Pictures do not belong in your copy. Repeat all the other data exactly.

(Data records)
▽

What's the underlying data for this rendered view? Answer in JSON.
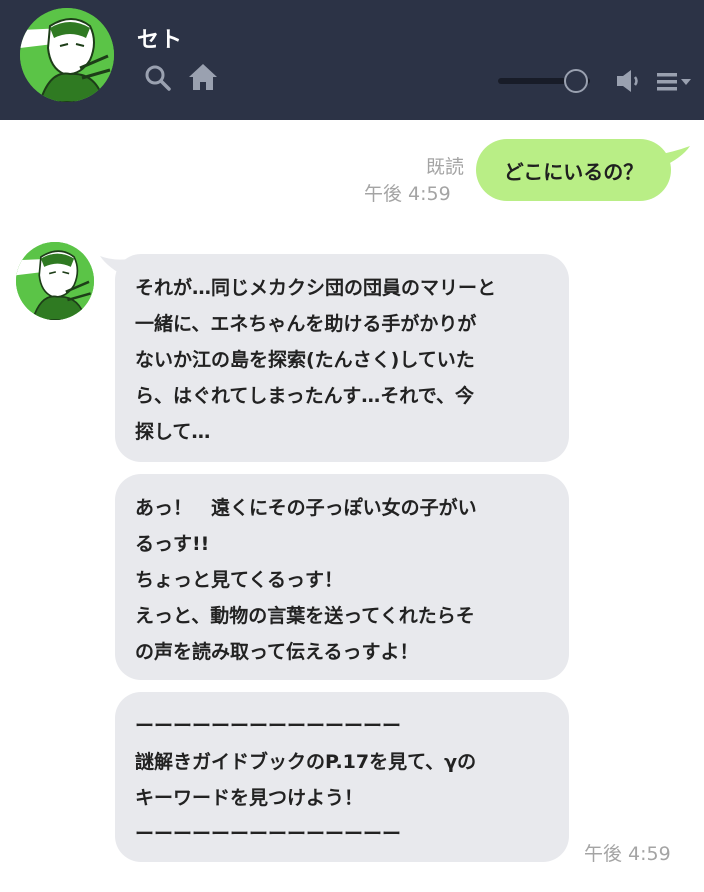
{
  "header": {
    "contact_name": "セト",
    "avatar_icon": "character-avatar-icon",
    "search_icon": "search-icon",
    "home_icon": "home-icon",
    "volume_level": 0.85,
    "speaker_icon": "speaker-icon",
    "menu_icon": "menu-dropdown-icon",
    "background": "#2c3346"
  },
  "outgoing": {
    "read_label": "既読",
    "time": "午後 4:59",
    "text": "どこにいるの？",
    "bubble_color": "#b9ee86"
  },
  "incoming": {
    "bubble_color": "#e8e9ed",
    "messages": [
      {
        "text": "それが…同じメカクシ団の団員のマリーと\n一緒に、エネちゃんを助ける手がかりが\nないか江の島を探索(たんさく)していた\nら、はぐれてしまったんす…それで、今\n探して…"
      },
      {
        "text": "あっ！　遠くにその子っぽい女の子がい\nるっす!!\nちょっと見てくるっす！\nえっと、動物の言葉を送ってくれたらそ\nの声を読み取って伝えるっすよ！"
      },
      {
        "text": "ーーーーーーーーーーーーーー\n謎解きガイドブックのP.17を見て、γの\nキーワードを見つけよう！\nーーーーーーーーーーーーーー"
      }
    ],
    "time": "午後 4:59"
  }
}
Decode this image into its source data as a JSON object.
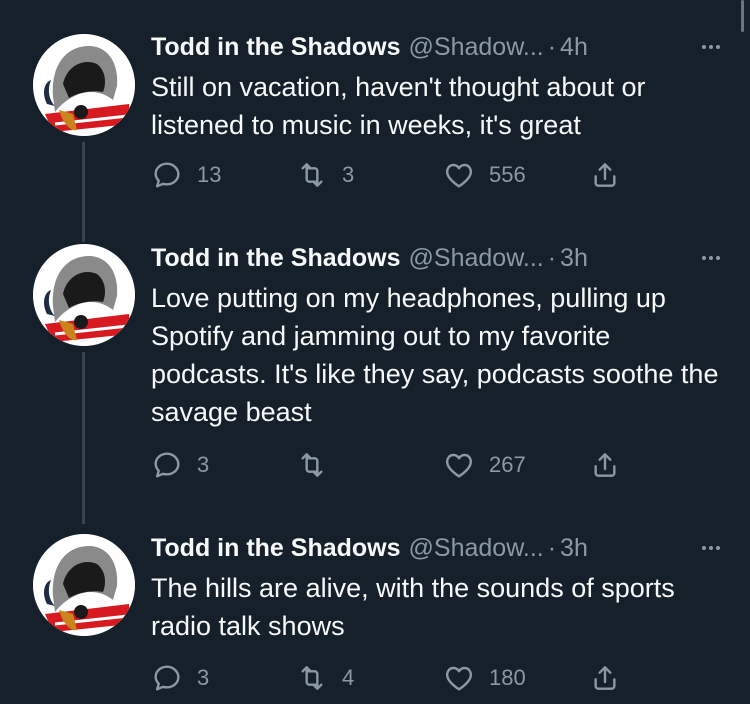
{
  "tweets": [
    {
      "name": "Todd in the Shadows",
      "handle": "@Shadow...",
      "separator": "·",
      "time": "4h",
      "text": "Still on vacation, haven't thought about or listened to music in weeks, it's great",
      "replies": "13",
      "retweets": "3",
      "likes": "556"
    },
    {
      "name": "Todd in the Shadows",
      "handle": "@Shadow...",
      "separator": "·",
      "time": "3h",
      "text": "Love putting on my headphones, pulling up Spotify and jamming out to my favorite podcasts. It's like they say, podcasts soothe the savage beast",
      "replies": "3",
      "retweets": "",
      "likes": "267"
    },
    {
      "name": "Todd in the Shadows",
      "handle": "@Shadow...",
      "separator": "·",
      "time": "3h",
      "text": "The hills are alive, with the sounds of sports radio talk shows",
      "replies": "3",
      "retweets": "4",
      "likes": "180"
    }
  ],
  "colors": {
    "background": "#15202b",
    "primary_text": "#f7f9f9",
    "secondary_text": "#8b98a5",
    "thread_line": "#38444d"
  },
  "icons": {
    "reply": "reply-icon",
    "retweet": "retweet-icon",
    "like": "heart-icon",
    "share": "share-icon",
    "more": "more-icon"
  }
}
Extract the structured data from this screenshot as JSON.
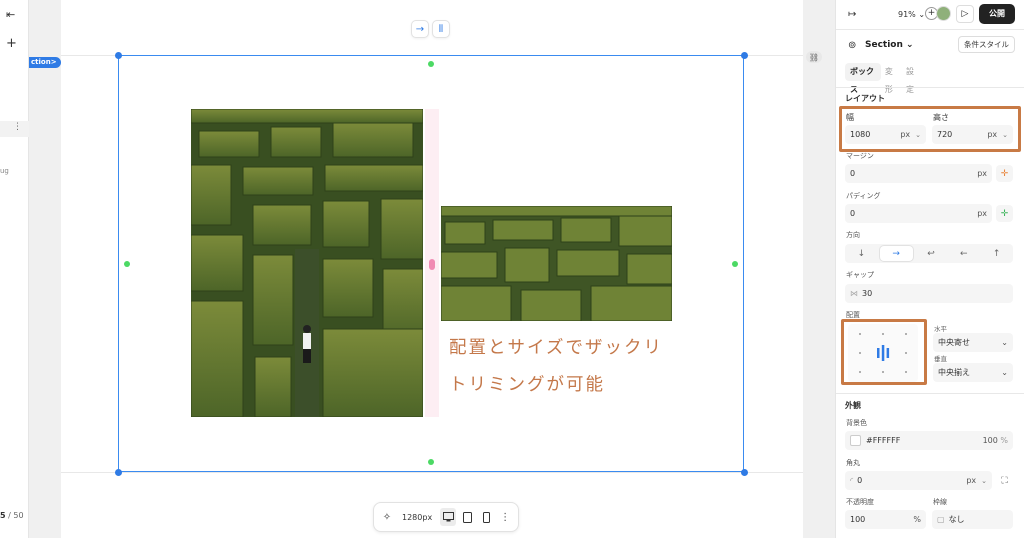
{
  "left": {
    "collapse_icon": "arrow-left-to-line",
    "add_icon": "plus",
    "row_menu": "⋮",
    "ug_text": "ug",
    "pager_current": "5",
    "pager_total": "/ 50"
  },
  "canvas": {
    "section_tag": "ction>",
    "move_tools": [
      "→",
      "⦀"
    ],
    "caption_line1": "配置とサイズでザックリ",
    "caption_line2": "トリミングが可能",
    "bottom": {
      "preset": "1280px"
    },
    "link_icon": "link"
  },
  "panel": {
    "topbar": {
      "zoom": "91%",
      "publish": "公開"
    },
    "element": "Section",
    "cond_style": "条件スタイル",
    "tabs": [
      "ボックス",
      "変形",
      "設定"
    ],
    "layout": {
      "heading": "レイアウト",
      "width_label": "幅",
      "width_value": "1080",
      "width_unit": "px",
      "height_label": "高さ",
      "height_value": "720",
      "height_unit": "px",
      "margin_label": "マージン",
      "margin_value": "0",
      "margin_unit": "px",
      "padding_label": "パディング",
      "padding_value": "0",
      "padding_unit": "px",
      "direction_label": "方向",
      "directions": [
        "↓",
        "→",
        "↩",
        "←",
        "↑"
      ],
      "gap_label": "ギャップ",
      "gap_value": "30",
      "align_label": "配置",
      "horizontal_label": "水平",
      "horizontal_value": "中央寄せ",
      "vertical_label": "垂直",
      "vertical_value": "中央揃え"
    },
    "appearance": {
      "heading": "外観",
      "bg_label": "背景色",
      "bg_value": "#FFFFFF",
      "bg_opacity": "100",
      "bg_opacity_unit": "%",
      "radius_label": "角丸",
      "radius_value": "0",
      "radius_unit": "px",
      "opacity_label": "不透明度",
      "opacity_value": "100",
      "opacity_unit": "%",
      "border_label": "枠線",
      "border_value": "なし"
    }
  },
  "colors": {
    "accent": "#2f7be5",
    "highlight": "#c87a45",
    "caption": "#c4784a"
  }
}
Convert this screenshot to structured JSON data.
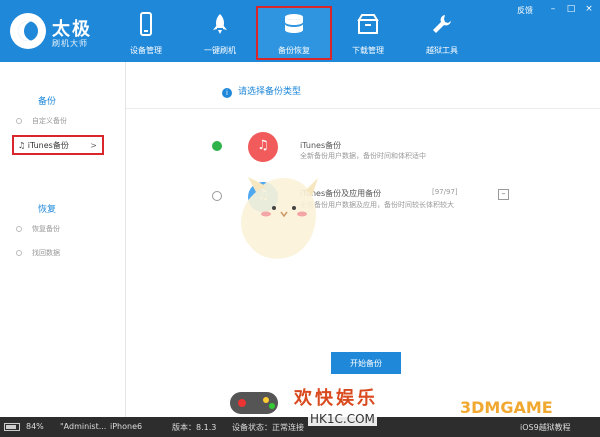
{
  "header": {
    "logo_title": "太极",
    "logo_subtitle": "刷机大师",
    "nav": [
      {
        "label": "设备管理",
        "icon": "phone-icon"
      },
      {
        "label": "一键刷机",
        "icon": "rocket-icon"
      },
      {
        "label": "备份恢复",
        "icon": "database-icon",
        "active": true
      },
      {
        "label": "下载管理",
        "icon": "download-box-icon"
      },
      {
        "label": "越狱工具",
        "icon": "wrench-icon"
      }
    ],
    "feedback": "反馈"
  },
  "sidebar": {
    "backup_section": "备份",
    "backup_items": [
      {
        "label": "自定义备份"
      },
      {
        "label": "iTunes备份",
        "selected": true,
        "arrow": ">"
      }
    ],
    "restore_section": "恢复",
    "restore_items": [
      {
        "label": "恢复备份"
      },
      {
        "label": "找回数据"
      }
    ]
  },
  "main": {
    "info": "请选择备份类型",
    "options": [
      {
        "title": "iTunes备份",
        "desc": "全新备份用户数据，备份时间和体积适中",
        "checked": true
      },
      {
        "title": "iTunes备份及应用备份",
        "count": "[97/97]",
        "desc": "全新备份用户数据及应用，备份时间较长体积较大",
        "checked": false
      }
    ],
    "expand": "–",
    "start_button": "开始备份"
  },
  "status_bar": {
    "battery": "84%",
    "user": "\"Administ...",
    "device": "iPhone6",
    "version": "版本：8.1.3",
    "device_status": "设备状态：正常连接",
    "right": "iOS9越狱教程"
  },
  "watermark": {
    "title": "欢快娱乐",
    "site": "HK1C.COM",
    "brand": "3DMGAME"
  },
  "colors": {
    "header_blue": "#1f88d9",
    "highlight_red": "#d9262b",
    "itunes_red": "#f25b5b",
    "itunes_blue": "#4da8f0",
    "radio_green": "#2fb34a"
  }
}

△

■ **OUTPUT OF THE EXERCISE**
What's the underlying data for this rendered view? Answer in JSON.
{
  "header": {
    "contact_name": "セト",
    "avatar_icon": "character-avatar-icon",
    "search_icon": "search-icon",
    "home_icon": "home-icon",
    "volume_level": 0.85,
    "speaker_icon": "speaker-icon",
    "menu_icon": "menu-dropdown-icon",
    "background": "#2c3346"
  },
  "outgoing": {
    "read_label": "既読",
    "time": "午後 4:59",
    "text": "どこにいるの？",
    "bubble_color": "#b9ee86"
  },
  "incoming": {
    "bubble_color": "#e8e9ed",
    "messages": [
      {
        "text": "それが…同じメカクシ団の団員のマリーと\n一緒に、エネちゃんを助ける手がかりが\nないか江の島を探索(たんさく)していた\nら、はぐれてしまったんす…それで、今\n探して…"
      },
      {
        "text": "あっ！　遠くにその子っぽい女の子がい\nるっす!!\nちょっと見てくるっす！\nえっと、動物の言葉を送ってくれたらそ\nの声を読み取って伝えるっすよ！"
      },
      {
        "text": "ーーーーーーーーーーーーーー\n謎解きガイドブックのP.17を見て、γの\nキーワードを見つけよう！\nーーーーーーーーーーーーーー"
      }
    ],
    "time": "午後 4:59"
  }
}
Decode this image into its source data as a JSON object.
{
  "tweets": [
    {
      "name": "Todd in the Shadows",
      "handle": "@Shadow...",
      "separator": "·",
      "time": "4h",
      "text": "Still on vacation, haven't thought about or listened to music in weeks, it's great",
      "replies": "13",
      "retweets": "3",
      "likes": "556"
    },
    {
      "name": "Todd in the Shadows",
      "handle": "@Shadow...",
      "separator": "·",
      "time": "3h",
      "text": "Love putting on my headphones, pulling up Spotify and jamming out to my favorite podcasts. It's like they say, podcasts soothe the savage beast",
      "replies": "3",
      "retweets": "",
      "likes": "267"
    },
    {
      "name": "Todd in the Shadows",
      "handle": "@Shadow...",
      "separator": "·",
      "time": "3h",
      "text": "The hills are alive, with the sounds of sports radio talk shows",
      "replies": "3",
      "retweets": "4",
      "likes": "180"
    }
  ],
  "colors": {
    "background": "#15202b",
    "primary_text": "#f7f9f9",
    "secondary_text": "#8b98a5",
    "thread_line": "#38444d"
  },
  "icons": {
    "reply": "reply-icon",
    "retweet": "retweet-icon",
    "like": "heart-icon",
    "share": "share-icon",
    "more": "more-icon"
  }
}
Extract the structured data from this screenshot as JSON.
{
  "left": {
    "collapse_icon": "arrow-left-to-line",
    "add_icon": "plus",
    "row_menu": "⋮",
    "ug_text": "ug",
    "pager_current": "5",
    "pager_total": "/ 50"
  },
  "canvas": {
    "section_tag": "ction>",
    "move_tools": [
      "→",
      "⦀"
    ],
    "caption_line1": "配置とサイズでザックリ",
    "caption_line2": "トリミングが可能",
    "bottom": {
      "preset": "1280px"
    },
    "link_icon": "link"
  },
  "panel": {
    "topbar": {
      "zoom": "91%",
      "publish": "公開"
    },
    "element": "Section",
    "cond_style": "条件スタイル",
    "tabs": [
      "ボックス",
      "変形",
      "設定"
    ],
    "layout": {
      "heading": "レイアウト",
      "width_label": "幅",
      "width_value": "1080",
      "width_unit": "px",
      "height_label": "高さ",
      "height_value": "720",
      "height_unit": "px",
      "margin_label": "マージン",
      "margin_value": "0",
      "margin_unit": "px",
      "padding_label": "パディング",
      "padding_value": "0",
      "padding_unit": "px",
      "direction_label": "方向",
      "directions": [
        "↓",
        "→",
        "↩",
        "←",
        "↑"
      ],
      "gap_label": "ギャップ",
      "gap_value": "30",
      "align_label": "配置",
      "horizontal_label": "水平",
      "horizontal_value": "中央寄せ",
      "vertical_label": "垂直",
      "vertical_value": "中央揃え"
    },
    "appearance": {
      "heading": "外観",
      "bg_label": "背景色",
      "bg_value": "#FFFFFF",
      "bg_opacity": "100",
      "bg_opacity_unit": "%",
      "radius_label": "角丸",
      "radius_value": "0",
      "radius_unit": "px",
      "opacity_label": "不透明度",
      "opacity_value": "100",
      "opacity_unit": "%",
      "border_label": "枠線",
      "border_value": "なし"
    }
  },
  "colors": {
    "accent": "#2f7be5",
    "highlight": "#c87a45",
    "caption": "#c4784a"
  }
}
Convert this screenshot to structured JSON data.
{
  "header": {
    "logo_title": "太极",
    "logo_subtitle": "刷机大师",
    "nav": [
      {
        "label": "设备管理",
        "icon": "phone-icon"
      },
      {
        "label": "一键刷机",
        "icon": "rocket-icon"
      },
      {
        "label": "备份恢复",
        "icon": "database-icon",
        "active": true
      },
      {
        "label": "下载管理",
        "icon": "download-box-icon"
      },
      {
        "label": "越狱工具",
        "icon": "wrench-icon"
      }
    ],
    "feedback": "反馈"
  },
  "sidebar": {
    "backup_section": "备份",
    "backup_items": [
      {
        "label": "自定义备份"
      },
      {
        "label": "iTunes备份",
        "selected": true,
        "arrow": ">"
      }
    ],
    "restore_section": "恢复",
    "restore_items": [
      {
        "label": "恢复备份"
      },
      {
        "label": "找回数据"
      }
    ]
  },
  "main": {
    "info": "请选择备份类型",
    "options": [
      {
        "title": "iTunes备份",
        "desc": "全新备份用户数据，备份时间和体积适中",
        "checked": true
      },
      {
        "title": "iTunes备份及应用备份",
        "count": "[97/97]",
        "desc": "全新备份用户数据及应用，备份时间较长体积较大",
        "checked": false
      }
    ],
    "expand": "–",
    "start_button": "开始备份"
  },
  "status_bar": {
    "battery": "84%",
    "user": "\"Administ...",
    "device": "iPhone6",
    "version": "版本：8.1.3",
    "device_status": "设备状态：正常连接",
    "right": "iOS9越狱教程"
  },
  "watermark": {
    "title": "欢快娱乐",
    "site": "HK1C.COM",
    "brand": "3DMGAME"
  },
  "colors": {
    "header_blue": "#1f88d9",
    "highlight_red": "#d9262b",
    "itunes_red": "#f25b5b",
    "itunes_blue": "#4da8f0",
    "radio_green": "#2fb34a"
  }
}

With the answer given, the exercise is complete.